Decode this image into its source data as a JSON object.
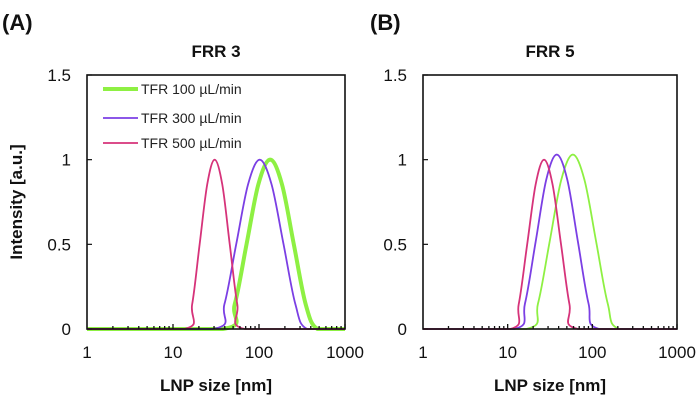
{
  "chart_data": [
    {
      "type": "line",
      "panel_label": "(A)",
      "title": "FRR 3",
      "xlabel": "LNP size [nm]",
      "ylabel": "Intensity [a.u.]",
      "xscale": "log",
      "xlim": [
        1,
        1000
      ],
      "ylim": [
        0,
        1.5
      ],
      "xticks": [
        "1",
        "10",
        "100",
        "1000"
      ],
      "yticks": [
        "0",
        "0.5",
        "1",
        "1.5"
      ],
      "grid": false,
      "legend": "top-left",
      "series": [
        {
          "name": "TFR 100 µL/min",
          "color": "#8ef043",
          "thick": true,
          "points": [
            [
              38,
              0
            ],
            [
              52.2,
              0.146
            ],
            [
              71.6,
              0.5
            ],
            [
              98.3,
              0.854
            ],
            [
              135,
              1.0
            ],
            [
              185,
              0.854
            ],
            [
              254,
              0.5
            ],
            [
              349,
              0.146
            ],
            [
              479,
              0
            ]
          ]
        },
        {
          "name": "TFR 300 µL/min",
          "color": "#7b3fe4",
          "thick": false,
          "points": [
            [
              28.8,
              0
            ],
            [
              39.6,
              0.146
            ],
            [
              54.3,
              0.5
            ],
            [
              74.6,
              0.854
            ],
            [
              102,
              1.0
            ],
            [
              140,
              0.854
            ],
            [
              193,
              0.5
            ],
            [
              265,
              0.146
            ],
            [
              363,
              0
            ]
          ]
        },
        {
          "name": "TFR 500 µL/min",
          "color": "#d6337a",
          "thick": false,
          "points": [
            [
              13.6,
              0
            ],
            [
              16.7,
              0.146
            ],
            [
              20.4,
              0.5
            ],
            [
              25.0,
              0.854
            ],
            [
              30.5,
              1.0
            ],
            [
              37.4,
              0.854
            ],
            [
              45.7,
              0.5
            ],
            [
              55.9,
              0.146
            ],
            [
              68.4,
              0
            ]
          ]
        }
      ]
    },
    {
      "type": "line",
      "panel_label": "(B)",
      "title": "FRR 5",
      "xlabel": "LNP size [nm]",
      "ylabel": "",
      "xscale": "log",
      "xlim": [
        1,
        1000
      ],
      "ylim": [
        0,
        1.5
      ],
      "xticks": [
        "1",
        "10",
        "100",
        "1000"
      ],
      "yticks": [
        "0",
        "0.5",
        "1",
        "1.5"
      ],
      "grid": false,
      "series": [
        {
          "color": "#8ef043",
          "thick": false,
          "points": [
            [
              16.6,
              0
            ],
            [
              22.8,
              0.15
            ],
            [
              31.3,
              0.515
            ],
            [
              42.9,
              0.88
            ],
            [
              58.9,
              1.03
            ],
            [
              80.8,
              0.88
            ],
            [
              111,
              0.515
            ],
            [
              152,
              0.15
            ],
            [
              209,
              0
            ]
          ]
        },
        {
          "color": "#7b3fe4",
          "thick": false,
          "points": [
            [
              12,
              0
            ],
            [
              16,
              0.15
            ],
            [
              21.4,
              0.515
            ],
            [
              28.5,
              0.88
            ],
            [
              38,
              1.03
            ],
            [
              50.7,
              0.88
            ],
            [
              67.6,
              0.515
            ],
            [
              90.2,
              0.15
            ],
            [
              120,
              0
            ]
          ]
        },
        {
          "color": "#d6337a",
          "thick": false,
          "points": [
            [
              10.7,
              0
            ],
            [
              13.5,
              0.146
            ],
            [
              17,
              0.5
            ],
            [
              21.4,
              0.854
            ],
            [
              26.9,
              1.0
            ],
            [
              33.9,
              0.854
            ],
            [
              42.7,
              0.5
            ],
            [
              53.7,
              0.146
            ],
            [
              67.6,
              0
            ]
          ]
        }
      ]
    }
  ]
}
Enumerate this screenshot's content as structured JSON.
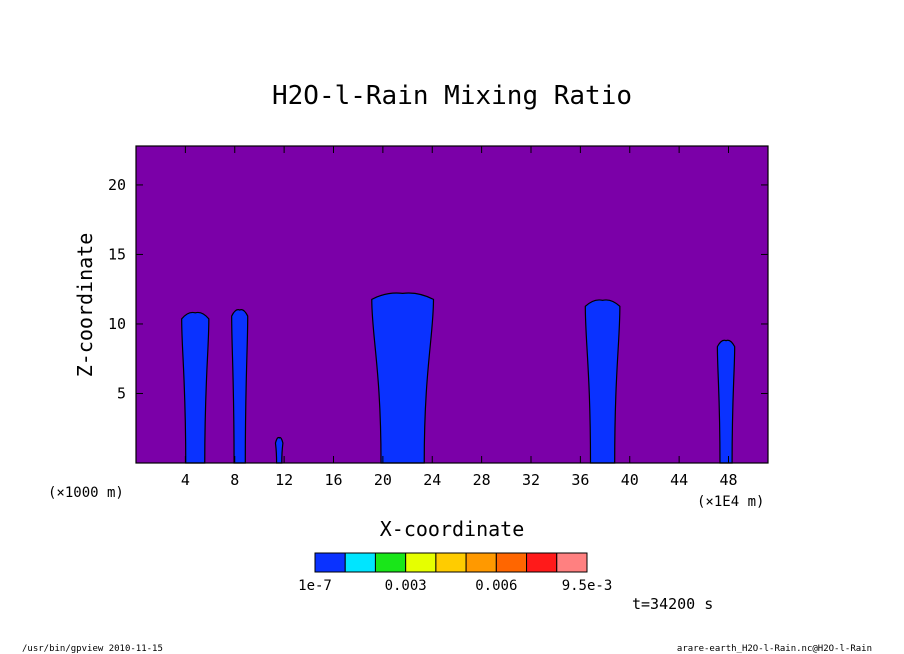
{
  "chart_data": {
    "type": "heatmap",
    "title": "H2O-l-Rain Mixing Ratio",
    "xlabel": "X-coordinate",
    "ylabel": "Z-coordinate",
    "x_unit": "(×1E4 m)",
    "y_unit": "(×1000 m)",
    "x_ticks": [
      "4",
      "8",
      "12",
      "16",
      "20",
      "24",
      "28",
      "32",
      "36",
      "40",
      "44",
      "48"
    ],
    "y_ticks": [
      "5",
      "10",
      "15",
      "20"
    ],
    "xlim": [
      0,
      51.2
    ],
    "ylim": [
      0,
      22.8
    ],
    "grid": false,
    "background_color": "#7b00a8",
    "colorbar": {
      "colors": [
        "#0a32ff",
        "#00e5ff",
        "#19e619",
        "#e6ff00",
        "#ffcc00",
        "#ff9900",
        "#ff6600",
        "#ff1a1a",
        "#ff8080"
      ],
      "labels": [
        "1e-7",
        "0.003",
        "0.006",
        "9.5e-3"
      ]
    },
    "time_label": "t=34200 s",
    "rain_regions": [
      {
        "x_center": 4.8,
        "width": 2.2,
        "top": 10.8
      },
      {
        "x_center": 8.4,
        "width": 1.3,
        "top": 11.0
      },
      {
        "x_center": 11.6,
        "width": 0.6,
        "top": 1.8
      },
      {
        "x_center": 21.6,
        "width": 5.0,
        "top": 12.2
      },
      {
        "x_center": 37.8,
        "width": 2.8,
        "top": 11.7
      },
      {
        "x_center": 47.8,
        "width": 1.4,
        "top": 8.8
      }
    ]
  },
  "footer": {
    "left": "/usr/bin/gpview  2010-11-15",
    "right": "arare-earth_H2O-l-Rain.nc@H2O-l-Rain"
  }
}
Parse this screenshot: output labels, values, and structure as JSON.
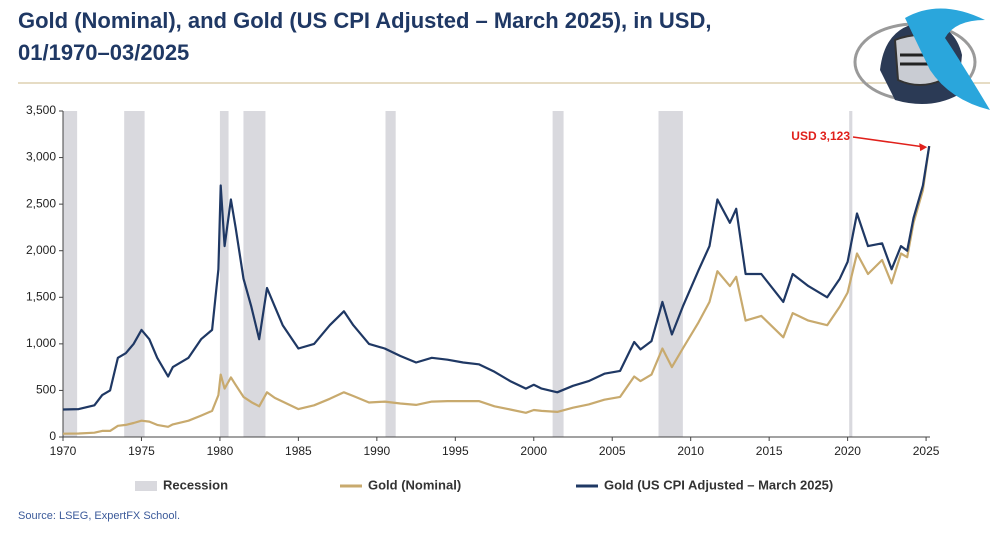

EXERCISE TASK:
Transcribe all the lines above exactly, apart from the pictures.

ANSWER IN FULL:
Decode this image into its source data as a JSON object.
{
  "chart_data": [
    {
      "type": "line",
      "panel_label": "(A)",
      "title": "FRR 3",
      "xlabel": "LNP size [nm]",
      "ylabel": "Intensity [a.u.]",
      "xscale": "log",
      "xlim": [
        1,
        1000
      ],
      "ylim": [
        0,
        1.5
      ],
      "xticks": [
        "1",
        "10",
        "100",
        "1000"
      ],
      "yticks": [
        "0",
        "0.5",
        "1",
        "1.5"
      ],
      "grid": false,
      "legend": "top-left",
      "series": [
        {
          "name": "TFR 100 µL/min",
          "color": "#8ef043",
          "thick": true,
          "points": [
            [
              38,
              0
            ],
            [
              52.2,
              0.146
            ],
            [
              71.6,
              0.5
            ],
            [
              98.3,
              0.854
            ],
            [
              135,
              1.0
            ],
            [
              185,
              0.854
            ],
            [
              254,
              0.5
            ],
            [
              349,
              0.146
            ],
            [
              479,
              0
            ]
          ]
        },
        {
          "name": "TFR 300 µL/min",
          "color": "#7b3fe4",
          "thick": false,
          "points": [
            [
              28.8,
              0
            ],
            [
              39.6,
              0.146
            ],
            [
              54.3,
              0.5
            ],
            [
              74.6,
              0.854
            ],
            [
              102,
              1.0
            ],
            [
              140,
              0.854
            ],
            [
              193,
              0.5
            ],
            [
              265,
              0.146
            ],
            [
              363,
              0
            ]
          ]
        },
        {
          "name": "TFR 500 µL/min",
          "color": "#d6337a",
          "thick": false,
          "points": [
            [
              13.6,
              0
            ],
            [
              16.7,
              0.146
            ],
            [
              20.4,
              0.5
            ],
            [
              25.0,
              0.854
            ],
            [
              30.5,
              1.0
            ],
            [
              37.4,
              0.854
            ],
            [
              45.7,
              0.5
            ],
            [
              55.9,
              0.146
            ],
            [
              68.4,
              0
            ]
          ]
        }
      ]
    },
    {
      "type": "line",
      "panel_label": "(B)",
      "title": "FRR 5",
      "xlabel": "LNP size [nm]",
      "ylabel": "",
      "xscale": "log",
      "xlim": [
        1,
        1000
      ],
      "ylim": [
        0,
        1.5
      ],
      "xticks": [
        "1",
        "10",
        "100",
        "1000"
      ],
      "yticks": [
        "0",
        "0.5",
        "1",
        "1.5"
      ],
      "grid": false,
      "series": [
        {
          "color": "#8ef043",
          "thick": false,
          "points": [
            [
              16.6,
              0
            ],
            [
              22.8,
              0.15
            ],
            [
              31.3,
              0.515
            ],
            [
              42.9,
              0.88
            ],
            [
              58.9,
              1.03
            ],
            [
              80.8,
              0.88
            ],
            [
              111,
              0.515
            ],
            [
              152,
              0.15
            ],
            [
              209,
              0
            ]
          ]
        },
        {
          "color": "#7b3fe4",
          "thick": false,
          "points": [
            [
              12,
              0
            ],
            [
              16,
              0.15
            ],
            [
              21.4,
              0.515
            ],
            [
              28.5,
              0.88
            ],
            [
              38,
              1.03
            ],
            [
              50.7,
              0.88
            ],
            [
              67.6,
              0.515
            ],
            [
              90.2,
              0.15
            ],
            [
              120,
              0
            ]
          ]
        },
        {
          "color": "#d6337a",
          "thick": false,
          "points": [
            [
              10.7,
              0
            ],
            [
              13.5,
              0.146
            ],
            [
              17,
              0.5
            ],
            [
              21.4,
              0.854
            ],
            [
              26.9,
              1.0
            ],
            [
              33.9,
              0.854
            ],
            [
              42.7,
              0.5
            ],
            [
              53.7,
              0.146
            ],
            [
              67.6,
              0
            ]
          ]
        }
      ]
    }
  ]
}
Enumerate this screenshot's content as structured JSON.
{
  "chart_data": {
    "type": "heatmap",
    "title": "H2O-l-Rain Mixing Ratio",
    "xlabel": "X-coordinate",
    "ylabel": "Z-coordinate",
    "x_unit": "(×1E4 m)",
    "y_unit": "(×1000 m)",
    "x_ticks": [
      "4",
      "8",
      "12",
      "16",
      "20",
      "24",
      "28",
      "32",
      "36",
      "40",
      "44",
      "48"
    ],
    "y_ticks": [
      "5",
      "10",
      "15",
      "20"
    ],
    "xlim": [
      0,
      51.2
    ],
    "ylim": [
      0,
      22.8
    ],
    "grid": false,
    "background_color": "#7b00a8",
    "colorbar": {
      "colors": [
        "#0a32ff",
        "#00e5ff",
        "#19e619",
        "#e6ff00",
        "#ffcc00",
        "#ff9900",
        "#ff6600",
        "#ff1a1a",
        "#ff8080"
      ],
      "labels": [
        "1e-7",
        "0.003",
        "0.006",
        "9.5e-3"
      ]
    },
    "time_label": "t=34200 s",
    "rain_regions": [
      {
        "x_center": 4.8,
        "width": 2.2,
        "top": 10.8
      },
      {
        "x_center": 8.4,
        "width": 1.3,
        "top": 11.0
      },
      {
        "x_center": 11.6,
        "width": 0.6,
        "top": 1.8
      },
      {
        "x_center": 21.6,
        "width": 5.0,
        "top": 12.2
      },
      {
        "x_center": 37.8,
        "width": 2.8,
        "top": 11.7
      },
      {
        "x_center": 47.8,
        "width": 1.4,
        "top": 8.8
      }
    ]
  },
  "footer": {
    "left": "/usr/bin/gpview  2010-11-15",
    "right": "arare-earth_H2O-l-Rain.nc@H2O-l-Rain"
  }
}
Parse this screenshot: output labels, values, and structure as JSON.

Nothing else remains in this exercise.